Type out the complete listing below word for word, without its pictures.

----

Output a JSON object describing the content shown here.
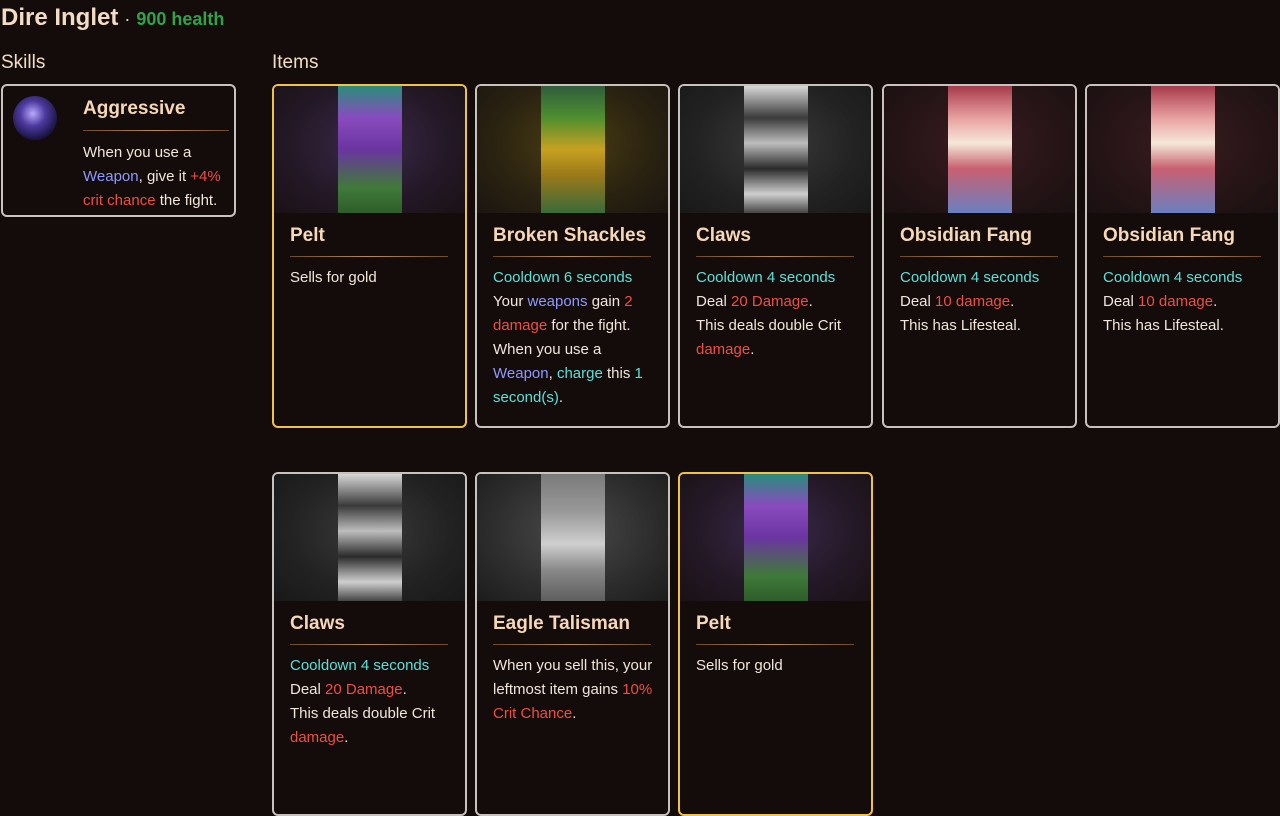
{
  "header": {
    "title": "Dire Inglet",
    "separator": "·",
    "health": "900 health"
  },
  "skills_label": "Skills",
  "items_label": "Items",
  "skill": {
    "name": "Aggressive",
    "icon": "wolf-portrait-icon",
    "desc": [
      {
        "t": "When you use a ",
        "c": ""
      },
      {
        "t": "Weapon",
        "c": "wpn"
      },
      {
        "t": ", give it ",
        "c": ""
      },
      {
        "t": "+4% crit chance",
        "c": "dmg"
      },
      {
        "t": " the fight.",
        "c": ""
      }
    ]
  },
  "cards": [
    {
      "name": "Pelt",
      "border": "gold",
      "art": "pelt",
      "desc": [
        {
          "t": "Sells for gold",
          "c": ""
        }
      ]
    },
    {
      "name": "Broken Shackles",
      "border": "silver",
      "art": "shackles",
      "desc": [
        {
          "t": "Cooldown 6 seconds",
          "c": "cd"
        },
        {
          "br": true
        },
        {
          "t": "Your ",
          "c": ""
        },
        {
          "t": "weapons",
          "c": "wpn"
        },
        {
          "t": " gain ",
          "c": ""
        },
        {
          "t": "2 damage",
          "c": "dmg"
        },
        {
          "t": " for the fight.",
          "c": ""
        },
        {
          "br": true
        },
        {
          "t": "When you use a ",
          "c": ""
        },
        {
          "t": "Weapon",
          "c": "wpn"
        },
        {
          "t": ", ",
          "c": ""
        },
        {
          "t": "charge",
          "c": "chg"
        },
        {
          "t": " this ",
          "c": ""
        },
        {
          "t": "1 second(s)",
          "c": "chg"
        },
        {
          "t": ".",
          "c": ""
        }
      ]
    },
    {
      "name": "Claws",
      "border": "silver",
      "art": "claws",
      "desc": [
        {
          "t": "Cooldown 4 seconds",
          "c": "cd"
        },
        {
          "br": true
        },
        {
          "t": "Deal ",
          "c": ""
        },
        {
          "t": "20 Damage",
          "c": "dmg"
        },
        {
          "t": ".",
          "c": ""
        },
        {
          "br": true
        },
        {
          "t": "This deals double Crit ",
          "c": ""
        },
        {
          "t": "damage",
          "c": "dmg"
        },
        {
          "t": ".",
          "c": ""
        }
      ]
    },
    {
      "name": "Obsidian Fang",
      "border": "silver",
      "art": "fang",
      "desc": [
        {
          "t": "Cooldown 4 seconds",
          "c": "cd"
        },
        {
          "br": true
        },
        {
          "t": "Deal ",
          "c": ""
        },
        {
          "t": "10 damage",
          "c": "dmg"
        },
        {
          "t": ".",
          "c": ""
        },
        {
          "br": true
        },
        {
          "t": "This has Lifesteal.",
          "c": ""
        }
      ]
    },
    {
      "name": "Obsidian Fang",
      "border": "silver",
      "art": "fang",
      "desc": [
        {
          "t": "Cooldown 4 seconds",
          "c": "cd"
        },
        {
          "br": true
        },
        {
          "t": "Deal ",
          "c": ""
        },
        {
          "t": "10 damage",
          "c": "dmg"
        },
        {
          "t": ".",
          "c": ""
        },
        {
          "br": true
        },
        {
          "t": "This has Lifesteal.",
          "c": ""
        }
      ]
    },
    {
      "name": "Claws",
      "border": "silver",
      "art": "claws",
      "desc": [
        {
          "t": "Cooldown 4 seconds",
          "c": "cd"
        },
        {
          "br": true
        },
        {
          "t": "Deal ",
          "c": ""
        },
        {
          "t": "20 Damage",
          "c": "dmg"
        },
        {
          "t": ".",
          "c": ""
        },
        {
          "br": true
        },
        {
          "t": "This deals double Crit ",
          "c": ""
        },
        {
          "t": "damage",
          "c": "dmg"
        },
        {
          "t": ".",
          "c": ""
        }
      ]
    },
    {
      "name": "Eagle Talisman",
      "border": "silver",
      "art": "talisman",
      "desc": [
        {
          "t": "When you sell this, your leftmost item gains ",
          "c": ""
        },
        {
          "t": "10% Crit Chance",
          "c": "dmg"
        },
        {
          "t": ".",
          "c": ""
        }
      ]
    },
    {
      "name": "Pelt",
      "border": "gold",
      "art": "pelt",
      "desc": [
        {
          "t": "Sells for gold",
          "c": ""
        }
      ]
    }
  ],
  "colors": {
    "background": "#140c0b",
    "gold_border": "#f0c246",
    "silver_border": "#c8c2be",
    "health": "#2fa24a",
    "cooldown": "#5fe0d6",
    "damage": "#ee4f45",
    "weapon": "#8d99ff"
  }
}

----

(Result of the exercise)
Output a JSON object describing the content shown here.
{
  "header": {
    "title": "Dire Inglet",
    "separator": "·",
    "health": "900 health"
  },
  "skills_label": "Skills",
  "items_label": "Items",
  "skill": {
    "name": "Aggressive",
    "icon": "wolf-portrait-icon",
    "desc": [
      {
        "t": "When you use a ",
        "c": ""
      },
      {
        "t": "Weapon",
        "c": "wpn"
      },
      {
        "t": ", give it ",
        "c": ""
      },
      {
        "t": "+4% crit chance",
        "c": "dmg"
      },
      {
        "t": " the fight.",
        "c": ""
      }
    ]
  },
  "cards": [
    {
      "name": "Pelt",
      "border": "gold",
      "art": "pelt",
      "desc": [
        {
          "t": "Sells for gold",
          "c": ""
        }
      ]
    },
    {
      "name": "Broken Shackles",
      "border": "silver",
      "art": "shackles",
      "desc": [
        {
          "t": "Cooldown 6 seconds",
          "c": "cd"
        },
        {
          "br": true
        },
        {
          "t": "Your ",
          "c": ""
        },
        {
          "t": "weapons",
          "c": "wpn"
        },
        {
          "t": " gain ",
          "c": ""
        },
        {
          "t": "2 damage",
          "c": "dmg"
        },
        {
          "t": " for the fight.",
          "c": ""
        },
        {
          "br": true
        },
        {
          "t": "When you use a ",
          "c": ""
        },
        {
          "t": "Weapon",
          "c": "wpn"
        },
        {
          "t": ", ",
          "c": ""
        },
        {
          "t": "charge",
          "c": "chg"
        },
        {
          "t": " this ",
          "c": ""
        },
        {
          "t": "1 second(s)",
          "c": "chg"
        },
        {
          "t": ".",
          "c": ""
        }
      ]
    },
    {
      "name": "Claws",
      "border": "silver",
      "art": "claws",
      "desc": [
        {
          "t": "Cooldown 4 seconds",
          "c": "cd"
        },
        {
          "br": true
        },
        {
          "t": "Deal ",
          "c": ""
        },
        {
          "t": "20 Damage",
          "c": "dmg"
        },
        {
          "t": ".",
          "c": ""
        },
        {
          "br": true
        },
        {
          "t": "This deals double Crit ",
          "c": ""
        },
        {
          "t": "damage",
          "c": "dmg"
        },
        {
          "t": ".",
          "c": ""
        }
      ]
    },
    {
      "name": "Obsidian Fang",
      "border": "silver",
      "art": "fang",
      "desc": [
        {
          "t": "Cooldown 4 seconds",
          "c": "cd"
        },
        {
          "br": true
        },
        {
          "t": "Deal ",
          "c": ""
        },
        {
          "t": "10 damage",
          "c": "dmg"
        },
        {
          "t": ".",
          "c": ""
        },
        {
          "br": true
        },
        {
          "t": "This has Lifesteal.",
          "c": ""
        }
      ]
    },
    {
      "name": "Obsidian Fang",
      "border": "silver",
      "art": "fang",
      "desc": [
        {
          "t": "Cooldown 4 seconds",
          "c": "cd"
        },
        {
          "br": true
        },
        {
          "t": "Deal ",
          "c": ""
        },
        {
          "t": "10 damage",
          "c": "dmg"
        },
        {
          "t": ".",
          "c": ""
        },
        {
          "br": true
        },
        {
          "t": "This has Lifesteal.",
          "c": ""
        }
      ]
    },
    {
      "name": "Claws",
      "border": "silver",
      "art": "claws",
      "desc": [
        {
          "t": "Cooldown 4 seconds",
          "c": "cd"
        },
        {
          "br": true
        },
        {
          "t": "Deal ",
          "c": ""
        },
        {
          "t": "20 Damage",
          "c": "dmg"
        },
        {
          "t": ".",
          "c": ""
        },
        {
          "br": true
        },
        {
          "t": "This deals double Crit ",
          "c": ""
        },
        {
          "t": "damage",
          "c": "dmg"
        },
        {
          "t": ".",
          "c": ""
        }
      ]
    },
    {
      "name": "Eagle Talisman",
      "border": "silver",
      "art": "talisman",
      "desc": [
        {
          "t": "When you sell this, your leftmost item gains ",
          "c": ""
        },
        {
          "t": "10% Crit Chance",
          "c": "dmg"
        },
        {
          "t": ".",
          "c": ""
        }
      ]
    },
    {
      "name": "Pelt",
      "border": "gold",
      "art": "pelt",
      "desc": [
        {
          "t": "Sells for gold",
          "c": ""
        }
      ]
    }
  ],
  "colors": {
    "background": "#140c0b",
    "gold_border": "#f0c246",
    "silver_border": "#c8c2be",
    "health": "#2fa24a",
    "cooldown": "#5fe0d6",
    "damage": "#ee4f45",
    "weapon": "#8d99ff"
  }
}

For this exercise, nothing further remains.